Stored data
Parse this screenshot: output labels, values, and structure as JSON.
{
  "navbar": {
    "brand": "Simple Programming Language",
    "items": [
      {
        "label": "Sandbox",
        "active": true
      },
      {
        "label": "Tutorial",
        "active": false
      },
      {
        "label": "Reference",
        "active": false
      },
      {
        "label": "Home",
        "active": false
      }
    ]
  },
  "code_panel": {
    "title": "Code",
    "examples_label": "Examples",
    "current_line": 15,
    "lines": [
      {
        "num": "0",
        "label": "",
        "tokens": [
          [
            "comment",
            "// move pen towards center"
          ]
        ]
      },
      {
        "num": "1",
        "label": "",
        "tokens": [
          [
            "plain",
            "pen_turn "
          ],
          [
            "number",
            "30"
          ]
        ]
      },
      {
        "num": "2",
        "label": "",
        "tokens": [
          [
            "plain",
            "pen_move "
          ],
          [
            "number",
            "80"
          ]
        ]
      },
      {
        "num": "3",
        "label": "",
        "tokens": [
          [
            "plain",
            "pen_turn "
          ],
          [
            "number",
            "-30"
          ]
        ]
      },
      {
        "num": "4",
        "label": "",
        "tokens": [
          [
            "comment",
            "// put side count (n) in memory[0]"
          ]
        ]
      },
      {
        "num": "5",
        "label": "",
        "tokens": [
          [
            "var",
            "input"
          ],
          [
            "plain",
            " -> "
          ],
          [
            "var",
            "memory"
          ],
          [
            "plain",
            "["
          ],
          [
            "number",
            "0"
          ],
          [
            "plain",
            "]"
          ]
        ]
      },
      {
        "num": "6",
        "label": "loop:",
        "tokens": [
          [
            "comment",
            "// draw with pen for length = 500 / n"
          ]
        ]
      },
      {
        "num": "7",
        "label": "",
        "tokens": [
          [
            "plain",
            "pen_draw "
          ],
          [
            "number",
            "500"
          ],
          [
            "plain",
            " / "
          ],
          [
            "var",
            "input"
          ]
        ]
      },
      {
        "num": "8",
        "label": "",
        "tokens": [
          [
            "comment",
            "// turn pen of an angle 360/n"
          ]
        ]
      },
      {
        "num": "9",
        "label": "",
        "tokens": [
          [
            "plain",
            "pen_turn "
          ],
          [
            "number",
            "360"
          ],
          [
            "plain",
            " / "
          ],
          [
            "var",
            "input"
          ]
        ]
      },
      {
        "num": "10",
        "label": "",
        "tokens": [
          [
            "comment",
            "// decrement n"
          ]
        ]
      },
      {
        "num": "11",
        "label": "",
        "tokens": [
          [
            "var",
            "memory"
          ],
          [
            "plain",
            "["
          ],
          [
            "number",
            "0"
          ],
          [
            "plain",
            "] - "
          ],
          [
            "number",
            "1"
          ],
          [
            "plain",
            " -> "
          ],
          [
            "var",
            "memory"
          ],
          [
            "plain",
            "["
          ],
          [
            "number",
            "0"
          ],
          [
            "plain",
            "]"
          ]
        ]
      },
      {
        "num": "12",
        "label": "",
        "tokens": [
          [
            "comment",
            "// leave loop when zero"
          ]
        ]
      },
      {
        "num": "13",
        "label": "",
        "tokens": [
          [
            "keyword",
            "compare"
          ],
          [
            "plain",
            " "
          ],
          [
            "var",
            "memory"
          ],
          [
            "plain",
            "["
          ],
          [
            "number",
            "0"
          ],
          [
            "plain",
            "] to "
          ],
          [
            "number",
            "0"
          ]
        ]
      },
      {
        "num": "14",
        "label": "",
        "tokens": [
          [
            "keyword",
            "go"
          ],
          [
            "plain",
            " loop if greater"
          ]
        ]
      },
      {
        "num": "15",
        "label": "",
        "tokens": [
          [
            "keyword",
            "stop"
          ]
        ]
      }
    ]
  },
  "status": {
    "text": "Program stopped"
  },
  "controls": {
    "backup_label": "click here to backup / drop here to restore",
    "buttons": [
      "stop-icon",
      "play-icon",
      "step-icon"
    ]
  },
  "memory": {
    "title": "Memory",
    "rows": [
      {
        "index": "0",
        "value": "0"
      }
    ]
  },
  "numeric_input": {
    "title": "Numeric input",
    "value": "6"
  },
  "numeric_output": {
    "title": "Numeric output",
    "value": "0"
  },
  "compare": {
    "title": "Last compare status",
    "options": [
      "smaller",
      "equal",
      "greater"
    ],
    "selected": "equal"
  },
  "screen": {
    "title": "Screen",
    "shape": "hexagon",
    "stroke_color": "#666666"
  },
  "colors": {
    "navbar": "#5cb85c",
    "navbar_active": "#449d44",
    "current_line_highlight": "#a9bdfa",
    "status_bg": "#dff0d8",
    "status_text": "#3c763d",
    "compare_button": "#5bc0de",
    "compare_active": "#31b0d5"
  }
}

▸ Directions for this task: Take the listing above and write it out again exactly.

▸ Right answer:
Parse this screenshot: output labels, values, and structure as JSON.
{
  "navbar": {
    "brand": "Simple Programming Language",
    "items": [
      {
        "label": "Sandbox",
        "active": true
      },
      {
        "label": "Tutorial",
        "active": false
      },
      {
        "label": "Reference",
        "active": false
      },
      {
        "label": "Home",
        "active": false
      }
    ]
  },
  "code_panel": {
    "title": "Code",
    "examples_label": "Examples",
    "current_line": 15,
    "lines": [
      {
        "num": "0",
        "label": "",
        "tokens": [
          [
            "comment",
            "// move pen towards center"
          ]
        ]
      },
      {
        "num": "1",
        "label": "",
        "tokens": [
          [
            "plain",
            "pen_turn "
          ],
          [
            "number",
            "30"
          ]
        ]
      },
      {
        "num": "2",
        "label": "",
        "tokens": [
          [
            "plain",
            "pen_move "
          ],
          [
            "number",
            "80"
          ]
        ]
      },
      {
        "num": "3",
        "label": "",
        "tokens": [
          [
            "plain",
            "pen_turn "
          ],
          [
            "number",
            "-30"
          ]
        ]
      },
      {
        "num": "4",
        "label": "",
        "tokens": [
          [
            "comment",
            "// put side count (n) in memory[0]"
          ]
        ]
      },
      {
        "num": "5",
        "label": "",
        "tokens": [
          [
            "var",
            "input"
          ],
          [
            "plain",
            " -> "
          ],
          [
            "var",
            "memory"
          ],
          [
            "plain",
            "["
          ],
          [
            "number",
            "0"
          ],
          [
            "plain",
            "]"
          ]
        ]
      },
      {
        "num": "6",
        "label": "loop:",
        "tokens": [
          [
            "comment",
            "// draw with pen for length = 500 / n"
          ]
        ]
      },
      {
        "num": "7",
        "label": "",
        "tokens": [
          [
            "plain",
            "pen_draw "
          ],
          [
            "number",
            "500"
          ],
          [
            "plain",
            " / "
          ],
          [
            "var",
            "input"
          ]
        ]
      },
      {
        "num": "8",
        "label": "",
        "tokens": [
          [
            "comment",
            "// turn pen of an angle 360/n"
          ]
        ]
      },
      {
        "num": "9",
        "label": "",
        "tokens": [
          [
            "plain",
            "pen_turn "
          ],
          [
            "number",
            "360"
          ],
          [
            "plain",
            " / "
          ],
          [
            "var",
            "input"
          ]
        ]
      },
      {
        "num": "10",
        "label": "",
        "tokens": [
          [
            "comment",
            "// decrement n"
          ]
        ]
      },
      {
        "num": "11",
        "label": "",
        "tokens": [
          [
            "var",
            "memory"
          ],
          [
            "plain",
            "["
          ],
          [
            "number",
            "0"
          ],
          [
            "plain",
            "] - "
          ],
          [
            "number",
            "1"
          ],
          [
            "plain",
            " -> "
          ],
          [
            "var",
            "memory"
          ],
          [
            "plain",
            "["
          ],
          [
            "number",
            "0"
          ],
          [
            "plain",
            "]"
          ]
        ]
      },
      {
        "num": "12",
        "label": "",
        "tokens": [
          [
            "comment",
            "// leave loop when zero"
          ]
        ]
      },
      {
        "num": "13",
        "label": "",
        "tokens": [
          [
            "keyword",
            "compare"
          ],
          [
            "plain",
            " "
          ],
          [
            "var",
            "memory"
          ],
          [
            "plain",
            "["
          ],
          [
            "number",
            "0"
          ],
          [
            "plain",
            "] to "
          ],
          [
            "number",
            "0"
          ]
        ]
      },
      {
        "num": "14",
        "label": "",
        "tokens": [
          [
            "keyword",
            "go"
          ],
          [
            "plain",
            " loop if greater"
          ]
        ]
      },
      {
        "num": "15",
        "label": "",
        "tokens": [
          [
            "keyword",
            "stop"
          ]
        ]
      }
    ]
  },
  "status": {
    "text": "Program stopped"
  },
  "controls": {
    "backup_label": "click here to backup / drop here to restore",
    "buttons": [
      "stop-icon",
      "play-icon",
      "step-icon"
    ]
  },
  "memory": {
    "title": "Memory",
    "rows": [
      {
        "index": "0",
        "value": "0"
      }
    ]
  },
  "numeric_input": {
    "title": "Numeric input",
    "value": "6"
  },
  "numeric_output": {
    "title": "Numeric output",
    "value": "0"
  },
  "compare": {
    "title": "Last compare status",
    "options": [
      "smaller",
      "equal",
      "greater"
    ],
    "selected": "equal"
  },
  "screen": {
    "title": "Screen",
    "shape": "hexagon",
    "stroke_color": "#666666"
  },
  "colors": {
    "navbar": "#5cb85c",
    "navbar_active": "#449d44",
    "current_line_highlight": "#a9bdfa",
    "status_bg": "#dff0d8",
    "status_text": "#3c763d",
    "compare_button": "#5bc0de",
    "compare_active": "#31b0d5"
  }
}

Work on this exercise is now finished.